(Lines of data)

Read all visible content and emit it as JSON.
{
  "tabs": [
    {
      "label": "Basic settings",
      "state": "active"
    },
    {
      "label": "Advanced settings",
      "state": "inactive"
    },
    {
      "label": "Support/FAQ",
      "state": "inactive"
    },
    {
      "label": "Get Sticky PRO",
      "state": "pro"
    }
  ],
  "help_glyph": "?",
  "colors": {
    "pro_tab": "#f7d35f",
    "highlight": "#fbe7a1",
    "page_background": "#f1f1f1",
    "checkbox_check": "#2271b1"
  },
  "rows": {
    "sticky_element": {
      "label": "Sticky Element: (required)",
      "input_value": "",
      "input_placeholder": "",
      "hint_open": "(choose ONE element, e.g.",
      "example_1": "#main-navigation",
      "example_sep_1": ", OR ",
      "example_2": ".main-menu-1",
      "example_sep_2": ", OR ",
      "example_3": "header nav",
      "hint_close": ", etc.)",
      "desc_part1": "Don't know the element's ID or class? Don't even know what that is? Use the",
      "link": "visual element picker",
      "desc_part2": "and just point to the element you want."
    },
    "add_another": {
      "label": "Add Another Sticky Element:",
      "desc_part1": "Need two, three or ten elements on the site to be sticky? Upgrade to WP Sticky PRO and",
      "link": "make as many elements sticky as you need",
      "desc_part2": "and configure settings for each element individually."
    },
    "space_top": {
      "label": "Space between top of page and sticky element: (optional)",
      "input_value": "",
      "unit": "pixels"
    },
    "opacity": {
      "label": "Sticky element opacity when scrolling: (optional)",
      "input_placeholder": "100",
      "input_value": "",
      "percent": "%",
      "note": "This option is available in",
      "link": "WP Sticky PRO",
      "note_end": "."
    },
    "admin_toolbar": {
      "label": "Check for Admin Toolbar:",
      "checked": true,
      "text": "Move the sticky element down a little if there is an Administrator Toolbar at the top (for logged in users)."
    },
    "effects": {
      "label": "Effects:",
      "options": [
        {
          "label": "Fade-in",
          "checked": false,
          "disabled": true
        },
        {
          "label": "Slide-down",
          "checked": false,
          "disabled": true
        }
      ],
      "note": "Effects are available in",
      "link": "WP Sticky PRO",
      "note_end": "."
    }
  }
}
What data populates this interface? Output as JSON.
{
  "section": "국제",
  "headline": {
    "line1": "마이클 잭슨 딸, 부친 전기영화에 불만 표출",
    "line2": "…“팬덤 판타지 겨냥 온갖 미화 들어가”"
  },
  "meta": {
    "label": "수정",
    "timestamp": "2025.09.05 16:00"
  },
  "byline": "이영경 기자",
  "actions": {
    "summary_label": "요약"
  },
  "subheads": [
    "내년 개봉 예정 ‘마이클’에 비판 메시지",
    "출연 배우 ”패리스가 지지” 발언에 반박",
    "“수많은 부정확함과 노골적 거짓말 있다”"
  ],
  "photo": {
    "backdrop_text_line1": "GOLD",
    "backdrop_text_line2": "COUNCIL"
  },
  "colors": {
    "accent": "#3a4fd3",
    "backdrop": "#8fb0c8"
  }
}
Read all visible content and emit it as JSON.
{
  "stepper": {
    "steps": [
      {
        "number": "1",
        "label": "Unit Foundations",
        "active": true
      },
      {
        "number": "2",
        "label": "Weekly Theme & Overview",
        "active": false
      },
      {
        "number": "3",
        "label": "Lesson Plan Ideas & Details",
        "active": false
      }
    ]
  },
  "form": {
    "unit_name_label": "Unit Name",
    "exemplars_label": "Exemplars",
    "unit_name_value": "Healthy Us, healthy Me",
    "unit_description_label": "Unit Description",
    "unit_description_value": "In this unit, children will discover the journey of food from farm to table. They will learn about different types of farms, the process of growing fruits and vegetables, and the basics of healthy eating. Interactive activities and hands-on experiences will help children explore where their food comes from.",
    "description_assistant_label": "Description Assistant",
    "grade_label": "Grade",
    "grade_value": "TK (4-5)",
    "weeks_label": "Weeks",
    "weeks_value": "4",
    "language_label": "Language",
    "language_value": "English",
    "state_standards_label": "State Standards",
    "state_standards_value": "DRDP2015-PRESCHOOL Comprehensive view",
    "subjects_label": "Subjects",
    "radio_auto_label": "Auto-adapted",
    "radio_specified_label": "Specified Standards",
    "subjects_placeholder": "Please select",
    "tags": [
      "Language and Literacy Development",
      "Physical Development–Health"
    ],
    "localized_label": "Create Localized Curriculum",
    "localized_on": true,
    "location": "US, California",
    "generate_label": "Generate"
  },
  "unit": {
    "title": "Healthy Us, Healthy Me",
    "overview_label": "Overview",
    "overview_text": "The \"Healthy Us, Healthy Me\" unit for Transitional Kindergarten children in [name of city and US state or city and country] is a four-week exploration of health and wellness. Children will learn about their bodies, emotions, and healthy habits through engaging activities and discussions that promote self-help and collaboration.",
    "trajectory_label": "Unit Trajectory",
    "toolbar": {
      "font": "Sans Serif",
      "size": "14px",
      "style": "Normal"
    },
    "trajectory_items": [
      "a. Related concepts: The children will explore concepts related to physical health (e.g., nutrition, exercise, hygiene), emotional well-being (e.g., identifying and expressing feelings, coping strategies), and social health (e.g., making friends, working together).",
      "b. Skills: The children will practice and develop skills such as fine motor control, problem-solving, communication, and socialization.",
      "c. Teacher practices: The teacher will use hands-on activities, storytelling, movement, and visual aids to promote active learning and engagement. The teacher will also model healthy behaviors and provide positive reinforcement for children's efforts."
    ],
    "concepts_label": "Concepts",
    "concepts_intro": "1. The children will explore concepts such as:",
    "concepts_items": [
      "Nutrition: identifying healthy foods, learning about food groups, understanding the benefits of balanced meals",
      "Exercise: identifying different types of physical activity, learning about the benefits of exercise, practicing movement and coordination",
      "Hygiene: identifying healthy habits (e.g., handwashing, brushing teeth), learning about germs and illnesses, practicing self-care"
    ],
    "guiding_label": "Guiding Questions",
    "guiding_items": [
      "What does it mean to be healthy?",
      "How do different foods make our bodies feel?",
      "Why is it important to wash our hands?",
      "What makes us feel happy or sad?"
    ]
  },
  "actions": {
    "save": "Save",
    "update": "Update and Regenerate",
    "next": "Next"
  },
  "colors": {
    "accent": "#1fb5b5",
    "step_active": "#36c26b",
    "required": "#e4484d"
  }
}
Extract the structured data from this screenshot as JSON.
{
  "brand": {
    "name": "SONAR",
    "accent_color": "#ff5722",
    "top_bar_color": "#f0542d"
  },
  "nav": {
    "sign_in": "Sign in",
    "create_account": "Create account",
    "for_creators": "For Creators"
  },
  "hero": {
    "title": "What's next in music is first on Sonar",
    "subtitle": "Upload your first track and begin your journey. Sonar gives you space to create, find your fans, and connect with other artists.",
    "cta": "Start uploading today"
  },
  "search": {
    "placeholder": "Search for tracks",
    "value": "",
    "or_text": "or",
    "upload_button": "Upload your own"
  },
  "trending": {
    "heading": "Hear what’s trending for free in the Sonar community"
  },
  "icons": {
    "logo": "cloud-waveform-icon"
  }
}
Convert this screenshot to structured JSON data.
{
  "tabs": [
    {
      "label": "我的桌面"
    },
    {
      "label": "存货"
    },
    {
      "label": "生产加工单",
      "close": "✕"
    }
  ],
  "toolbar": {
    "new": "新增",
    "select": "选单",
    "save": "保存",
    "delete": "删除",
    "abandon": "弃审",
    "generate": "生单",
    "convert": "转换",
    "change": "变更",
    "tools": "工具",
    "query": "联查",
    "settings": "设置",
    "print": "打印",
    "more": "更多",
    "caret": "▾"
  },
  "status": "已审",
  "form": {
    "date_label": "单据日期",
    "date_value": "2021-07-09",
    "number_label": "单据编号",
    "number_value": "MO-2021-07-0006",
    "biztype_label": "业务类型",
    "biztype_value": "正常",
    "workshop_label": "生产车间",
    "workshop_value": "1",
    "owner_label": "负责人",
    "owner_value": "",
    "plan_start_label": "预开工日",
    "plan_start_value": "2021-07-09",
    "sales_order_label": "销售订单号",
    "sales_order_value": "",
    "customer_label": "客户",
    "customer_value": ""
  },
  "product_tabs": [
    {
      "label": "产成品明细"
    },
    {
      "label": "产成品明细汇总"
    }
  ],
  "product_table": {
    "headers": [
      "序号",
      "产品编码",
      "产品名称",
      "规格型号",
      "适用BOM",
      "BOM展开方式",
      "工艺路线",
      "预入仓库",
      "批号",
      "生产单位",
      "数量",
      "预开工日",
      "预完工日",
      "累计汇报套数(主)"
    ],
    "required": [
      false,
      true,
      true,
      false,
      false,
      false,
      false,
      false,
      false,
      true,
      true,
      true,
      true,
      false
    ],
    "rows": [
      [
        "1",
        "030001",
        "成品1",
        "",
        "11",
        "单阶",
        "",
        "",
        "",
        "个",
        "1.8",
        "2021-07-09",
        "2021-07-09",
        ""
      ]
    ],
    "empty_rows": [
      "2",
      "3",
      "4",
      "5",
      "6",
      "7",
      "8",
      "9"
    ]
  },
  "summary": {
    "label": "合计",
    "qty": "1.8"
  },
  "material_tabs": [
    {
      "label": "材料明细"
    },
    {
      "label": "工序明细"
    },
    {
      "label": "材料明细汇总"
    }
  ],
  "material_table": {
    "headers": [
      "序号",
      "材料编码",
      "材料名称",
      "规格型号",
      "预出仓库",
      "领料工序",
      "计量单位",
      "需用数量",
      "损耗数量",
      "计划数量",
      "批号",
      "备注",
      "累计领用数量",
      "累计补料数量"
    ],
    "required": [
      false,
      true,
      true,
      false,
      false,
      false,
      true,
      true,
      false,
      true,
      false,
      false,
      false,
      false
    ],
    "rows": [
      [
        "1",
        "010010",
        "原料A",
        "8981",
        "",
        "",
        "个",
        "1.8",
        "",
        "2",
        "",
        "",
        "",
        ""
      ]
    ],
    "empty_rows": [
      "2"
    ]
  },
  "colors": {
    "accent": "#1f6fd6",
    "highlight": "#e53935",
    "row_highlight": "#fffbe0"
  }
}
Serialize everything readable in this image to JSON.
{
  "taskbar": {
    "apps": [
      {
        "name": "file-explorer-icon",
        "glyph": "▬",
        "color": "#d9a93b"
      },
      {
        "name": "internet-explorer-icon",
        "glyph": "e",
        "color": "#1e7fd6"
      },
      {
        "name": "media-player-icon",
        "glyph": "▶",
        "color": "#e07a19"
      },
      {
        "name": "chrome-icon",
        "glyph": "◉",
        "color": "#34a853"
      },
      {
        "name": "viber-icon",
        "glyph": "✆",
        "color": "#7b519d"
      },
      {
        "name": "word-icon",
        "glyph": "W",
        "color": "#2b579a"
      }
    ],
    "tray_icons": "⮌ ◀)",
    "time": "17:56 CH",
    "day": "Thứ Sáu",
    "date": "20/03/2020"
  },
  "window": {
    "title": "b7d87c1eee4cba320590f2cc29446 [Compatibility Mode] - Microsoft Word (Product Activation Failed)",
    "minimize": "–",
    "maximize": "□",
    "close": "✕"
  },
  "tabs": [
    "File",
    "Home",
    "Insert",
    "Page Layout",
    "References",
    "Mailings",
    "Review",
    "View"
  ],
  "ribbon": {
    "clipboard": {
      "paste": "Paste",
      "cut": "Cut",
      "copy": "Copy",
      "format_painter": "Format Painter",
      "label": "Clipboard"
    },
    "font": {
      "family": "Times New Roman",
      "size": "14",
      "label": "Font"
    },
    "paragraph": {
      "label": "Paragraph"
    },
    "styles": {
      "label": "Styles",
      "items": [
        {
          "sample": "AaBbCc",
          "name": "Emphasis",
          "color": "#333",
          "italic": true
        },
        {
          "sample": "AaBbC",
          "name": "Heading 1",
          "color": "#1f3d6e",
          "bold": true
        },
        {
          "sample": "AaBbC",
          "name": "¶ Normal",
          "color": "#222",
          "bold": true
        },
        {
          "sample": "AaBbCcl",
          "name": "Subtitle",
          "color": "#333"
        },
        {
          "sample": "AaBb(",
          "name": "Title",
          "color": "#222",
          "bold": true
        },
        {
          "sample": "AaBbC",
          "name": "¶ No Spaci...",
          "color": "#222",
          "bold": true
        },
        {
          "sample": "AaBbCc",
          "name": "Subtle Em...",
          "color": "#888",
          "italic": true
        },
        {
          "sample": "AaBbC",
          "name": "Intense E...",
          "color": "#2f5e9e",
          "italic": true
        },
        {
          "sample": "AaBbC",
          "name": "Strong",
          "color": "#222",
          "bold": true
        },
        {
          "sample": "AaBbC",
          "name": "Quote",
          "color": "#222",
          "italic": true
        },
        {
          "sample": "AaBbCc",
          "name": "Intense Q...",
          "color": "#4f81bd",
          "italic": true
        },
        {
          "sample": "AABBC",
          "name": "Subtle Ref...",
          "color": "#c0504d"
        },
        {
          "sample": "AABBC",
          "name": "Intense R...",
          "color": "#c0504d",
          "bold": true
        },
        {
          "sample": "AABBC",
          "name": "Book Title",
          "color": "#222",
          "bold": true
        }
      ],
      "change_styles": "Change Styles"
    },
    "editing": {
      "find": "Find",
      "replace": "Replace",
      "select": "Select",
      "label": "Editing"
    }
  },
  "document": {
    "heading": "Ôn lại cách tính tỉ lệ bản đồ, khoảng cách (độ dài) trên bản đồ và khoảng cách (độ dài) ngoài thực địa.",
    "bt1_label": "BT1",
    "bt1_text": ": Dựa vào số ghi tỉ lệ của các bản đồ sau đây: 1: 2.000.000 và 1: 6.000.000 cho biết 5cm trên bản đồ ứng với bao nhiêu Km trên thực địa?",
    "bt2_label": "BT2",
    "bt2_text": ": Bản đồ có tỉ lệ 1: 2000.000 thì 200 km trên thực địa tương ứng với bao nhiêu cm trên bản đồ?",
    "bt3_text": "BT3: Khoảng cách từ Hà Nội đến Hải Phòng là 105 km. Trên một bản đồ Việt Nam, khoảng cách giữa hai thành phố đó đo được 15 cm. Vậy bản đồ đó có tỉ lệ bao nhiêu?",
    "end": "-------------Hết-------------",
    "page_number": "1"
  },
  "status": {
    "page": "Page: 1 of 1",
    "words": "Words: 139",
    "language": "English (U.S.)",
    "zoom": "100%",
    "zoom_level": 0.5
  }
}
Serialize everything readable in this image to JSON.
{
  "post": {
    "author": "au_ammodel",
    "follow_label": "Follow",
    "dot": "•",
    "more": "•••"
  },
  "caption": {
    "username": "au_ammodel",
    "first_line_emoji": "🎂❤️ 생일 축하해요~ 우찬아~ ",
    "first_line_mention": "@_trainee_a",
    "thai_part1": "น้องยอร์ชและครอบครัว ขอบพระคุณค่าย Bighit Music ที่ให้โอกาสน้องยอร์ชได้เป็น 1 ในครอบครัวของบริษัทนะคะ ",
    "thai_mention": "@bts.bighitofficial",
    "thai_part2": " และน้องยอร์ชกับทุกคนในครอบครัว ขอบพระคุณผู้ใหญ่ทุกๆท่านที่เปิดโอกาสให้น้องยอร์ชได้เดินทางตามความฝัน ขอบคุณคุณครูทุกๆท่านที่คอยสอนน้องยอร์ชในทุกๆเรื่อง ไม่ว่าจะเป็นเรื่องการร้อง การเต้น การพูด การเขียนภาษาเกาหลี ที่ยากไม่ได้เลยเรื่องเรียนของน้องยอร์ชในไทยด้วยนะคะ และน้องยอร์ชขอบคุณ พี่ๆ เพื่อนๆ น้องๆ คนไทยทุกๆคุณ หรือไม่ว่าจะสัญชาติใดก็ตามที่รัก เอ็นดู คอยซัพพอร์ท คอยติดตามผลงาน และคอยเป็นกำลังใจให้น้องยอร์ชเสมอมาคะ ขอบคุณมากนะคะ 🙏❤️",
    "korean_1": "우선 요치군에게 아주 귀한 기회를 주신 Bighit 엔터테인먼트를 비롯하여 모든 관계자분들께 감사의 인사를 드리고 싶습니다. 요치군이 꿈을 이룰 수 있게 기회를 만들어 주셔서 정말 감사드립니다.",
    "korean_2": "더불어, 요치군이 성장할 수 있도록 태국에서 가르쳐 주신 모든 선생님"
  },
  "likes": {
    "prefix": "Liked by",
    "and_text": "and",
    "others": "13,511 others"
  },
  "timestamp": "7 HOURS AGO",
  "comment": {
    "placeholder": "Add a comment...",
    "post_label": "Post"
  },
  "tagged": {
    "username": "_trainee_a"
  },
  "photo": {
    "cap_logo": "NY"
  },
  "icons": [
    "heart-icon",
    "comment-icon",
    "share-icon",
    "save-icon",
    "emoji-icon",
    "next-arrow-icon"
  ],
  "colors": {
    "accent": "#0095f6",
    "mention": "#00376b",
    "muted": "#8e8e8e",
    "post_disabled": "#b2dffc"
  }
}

» **Challenge**: Copy every line from the records above that contains the word "link".

» **Task solution**:
      "link": "visual element picker",
      "link": "make as many elements sticky as you need",
      "link": "WP Sticky PRO",
      "link": "WP Sticky PRO",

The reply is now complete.